Requirements:
Images are not part of the copy; write out the rest of the data exactly as given.

Dataset items:
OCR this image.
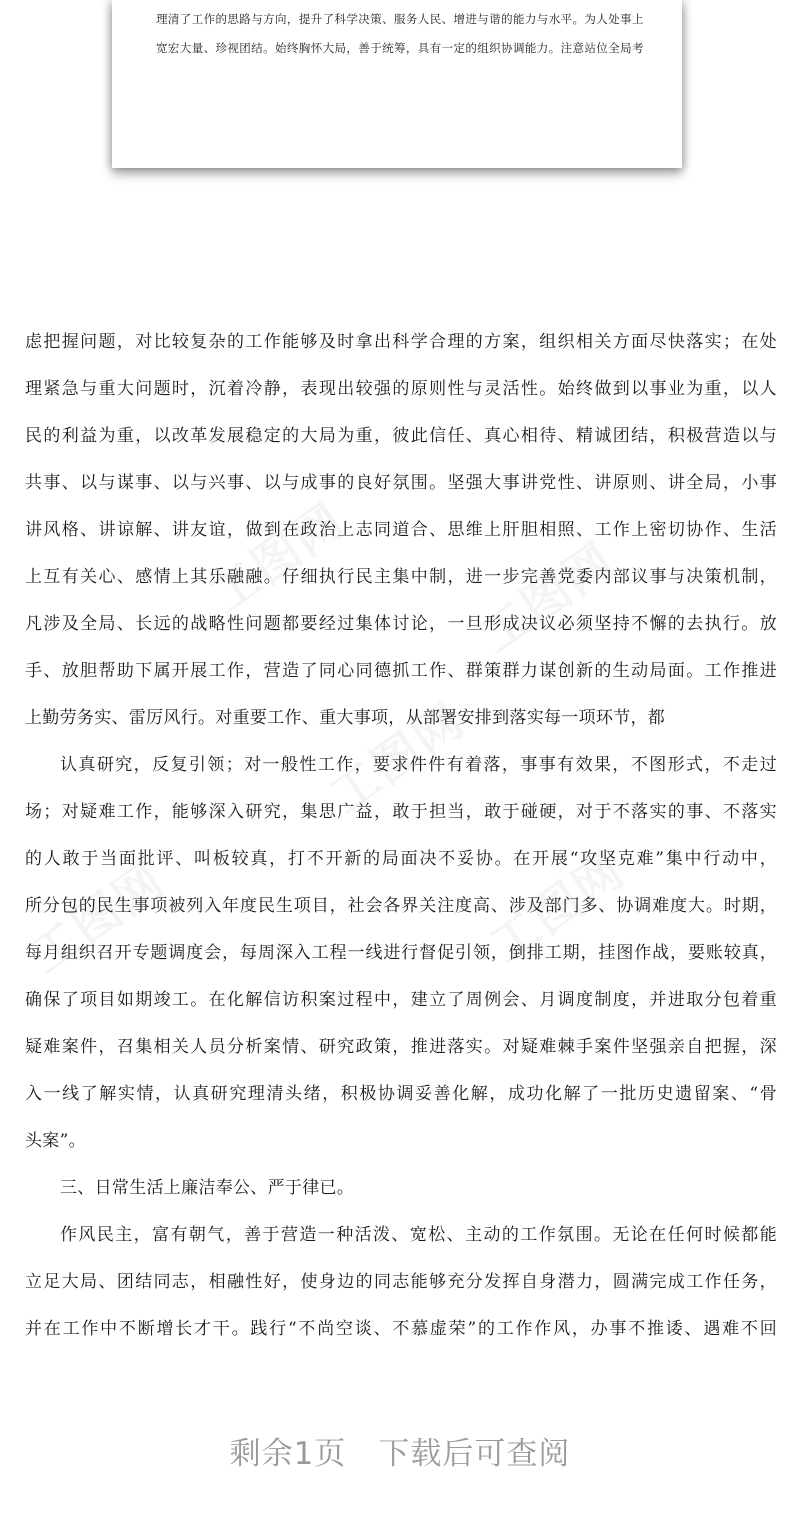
理清了工作的思路与方向，提升了科学决策、服务人民、增进与谐的能力与水平。为人处事上

宽宏大量、珍视团结。始终胸怀大局，善于统筹，具有一定的组织协调能力。注意站位全局考

虑把握问题，对比较复杂的工作能够及时拿出科学合理的方案，组织相关方面尽快落实；在处
理紧急与重大问题时，沉着冷静，表现出较强的原则性与灵活性。始终做到以事业为重，以人
民的利益为重，以改革发展稳定的大局为重，彼此信任、真心相待、精诚团结，积极营造以与
共事、以与谋事、以与兴事、以与成事的良好氛围。坚强大事讲党性、讲原则、讲全局，小事
讲风格、讲谅解、讲友谊，做到在政治上志同道合、思维上肝胆相照、工作上密切协作、生活
上互有关心、感情上其乐融融。仔细执行民主集中制，进一步完善党委内部议事与决策机制，
凡涉及全局、长远的战略性问题都要经过集体讨论，一旦形成决议必须坚持不懈的去执行。放
手、放胆帮助下属开展工作，营造了同心同德抓工作、群策群力谋创新的生动局面。工作推进
上勤劳务实、雷厉风行。对重要工作、重大事项，从部署安排到落实每一项环节，都
认真研究，反复引领；对一般性工作，要求件件有着落，事事有效果，不图形式，不走过
场；对疑难工作，能够深入研究，集思广益，敢于担当，敢于碰硬，对于不落实的事、不落实
的人敢于当面批评、叫板较真，打不开新的局面决不妥协。在开展“攻坚克难”集中行动中，
所分包的民生事项被列入年度民生项目，社会各界关注度高、涉及部门多、协调难度大。时期，
每月组织召开专题调度会，每周深入工程一线进行督促引领，倒排工期，挂图作战，要账较真，
确保了项目如期竣工。在化解信访积案过程中，建立了周例会、月调度制度，并进取分包着重
疑难案件，召集相关人员分析案情、研究政策，推进落实。对疑难棘手案件坚强亲自把握，深
入一线了解实情，认真研究理清头绪，积极协调妥善化解，成功化解了一批历史遗留案、“骨
头案”。
三、日常生活上廉洁奉公、严于律已。
作风民主，富有朝气，善于营造一种活泼、宽松、主动的工作氛围。无论在任何时候都能
立足大局、团结同志，相融性好，使身边的同志能够充分发挥自身潜力，圆满完成工作任务，
并在工作中不断增长才干。践行“不尚空谈、不慕虚荣”的工作作风，办事不推诿、遇难不回
剩余1页　下载后可查阅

Final answer:
OCR this image.
理清了工作的思路与方向，提升了科学决策、服务人民、增进与谐的能力与水平。为人处事上

宽宏大量、珍视团结。始终胸怀大局，善于统筹，具有一定的组织协调能力。注意站位全局考

虑把握问题，对比较复杂的工作能够及时拿出科学合理的方案，组织相关方面尽快落实；在处
理紧急与重大问题时，沉着冷静，表现出较强的原则性与灵活性。始终做到以事业为重，以人
民的利益为重，以改革发展稳定的大局为重，彼此信任、真心相待、精诚团结，积极营造以与
共事、以与谋事、以与兴事、以与成事的良好氛围。坚强大事讲党性、讲原则、讲全局，小事
讲风格、讲谅解、讲友谊，做到在政治上志同道合、思维上肝胆相照、工作上密切协作、生活
上互有关心、感情上其乐融融。仔细执行民主集中制，进一步完善党委内部议事与决策机制，
凡涉及全局、长远的战略性问题都要经过集体讨论，一旦形成决议必须坚持不懈的去执行。放
手、放胆帮助下属开展工作，营造了同心同德抓工作、群策群力谋创新的生动局面。工作推进
上勤劳务实、雷厉风行。对重要工作、重大事项，从部署安排到落实每一项环节，都
认真研究，反复引领；对一般性工作，要求件件有着落，事事有效果，不图形式，不走过
场；对疑难工作，能够深入研究，集思广益，敢于担当，敢于碰硬，对于不落实的事、不落实
的人敢于当面批评、叫板较真，打不开新的局面决不妥协。在开展“攻坚克难”集中行动中，
所分包的民生事项被列入年度民生项目，社会各界关注度高、涉及部门多、协调难度大。时期，
每月组织召开专题调度会，每周深入工程一线进行督促引领，倒排工期，挂图作战，要账较真，
确保了项目如期竣工。在化解信访积案过程中，建立了周例会、月调度制度，并进取分包着重
疑难案件，召集相关人员分析案情、研究政策，推进落实。对疑难棘手案件坚强亲自把握，深
入一线了解实情，认真研究理清头绪，积极协调妥善化解，成功化解了一批历史遗留案、“骨
头案”。
三、日常生活上廉洁奉公、严于律已。
作风民主，富有朝气，善于营造一种活泼、宽松、主动的工作氛围。无论在任何时候都能
立足大局、团结同志，相融性好，使身边的同志能够充分发挥自身潜力，圆满完成工作任务，
并在工作中不断增长才干。践行“不尚空谈、不慕虚荣”的工作作风，办事不推诿、遇难不回
剩余1页　下载后可查阅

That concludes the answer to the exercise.